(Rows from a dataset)
● ● ●

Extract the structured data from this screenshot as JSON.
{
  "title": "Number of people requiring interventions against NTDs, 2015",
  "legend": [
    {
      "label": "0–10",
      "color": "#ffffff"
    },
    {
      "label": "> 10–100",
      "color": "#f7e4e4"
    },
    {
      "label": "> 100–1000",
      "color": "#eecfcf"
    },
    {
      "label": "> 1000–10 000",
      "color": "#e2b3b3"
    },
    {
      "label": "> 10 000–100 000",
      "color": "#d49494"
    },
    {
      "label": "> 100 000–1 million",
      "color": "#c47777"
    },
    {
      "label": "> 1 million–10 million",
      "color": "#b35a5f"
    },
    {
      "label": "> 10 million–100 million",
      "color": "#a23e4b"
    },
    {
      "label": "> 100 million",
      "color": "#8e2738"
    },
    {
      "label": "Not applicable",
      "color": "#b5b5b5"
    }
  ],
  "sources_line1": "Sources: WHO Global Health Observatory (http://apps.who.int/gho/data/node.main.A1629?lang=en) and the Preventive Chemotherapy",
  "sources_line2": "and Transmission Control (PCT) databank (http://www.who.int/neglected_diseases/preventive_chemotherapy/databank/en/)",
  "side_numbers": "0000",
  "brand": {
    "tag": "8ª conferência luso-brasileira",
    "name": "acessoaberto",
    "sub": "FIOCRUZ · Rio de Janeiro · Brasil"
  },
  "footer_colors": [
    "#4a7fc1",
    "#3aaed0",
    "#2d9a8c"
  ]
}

● ● ●

■ The task ■
In this exercise, repeat all entries exactly.

■ Worked solution ■
Extract the structured data from this screenshot as JSON.
{
  "title": "Number of people requiring interventions against NTDs, 2015",
  "legend": [
    {
      "label": "0–10",
      "color": "#ffffff"
    },
    {
      "label": "> 10–100",
      "color": "#f7e4e4"
    },
    {
      "label": "> 100–1000",
      "color": "#eecfcf"
    },
    {
      "label": "> 1000–10 000",
      "color": "#e2b3b3"
    },
    {
      "label": "> 10 000–100 000",
      "color": "#d49494"
    },
    {
      "label": "> 100 000–1 million",
      "color": "#c47777"
    },
    {
      "label": "> 1 million–10 million",
      "color": "#b35a5f"
    },
    {
      "label": "> 10 million–100 million",
      "color": "#a23e4b"
    },
    {
      "label": "> 100 million",
      "color": "#8e2738"
    },
    {
      "label": "Not applicable",
      "color": "#b5b5b5"
    }
  ],
  "sources_line1": "Sources: WHO Global Health Observatory (http://apps.who.int/gho/data/node.main.A1629?lang=en) and the Preventive Chemotherapy",
  "sources_line2": "and Transmission Control (PCT) databank (http://www.who.int/neglected_diseases/preventive_chemotherapy/databank/en/)",
  "side_numbers": "0000",
  "brand": {
    "tag": "8ª conferência luso-brasileira",
    "name": "acessoaberto",
    "sub": "FIOCRUZ · Rio de Janeiro · Brasil"
  },
  "footer_colors": [
    "#4a7fc1",
    "#3aaed0",
    "#2d9a8c"
  ]
}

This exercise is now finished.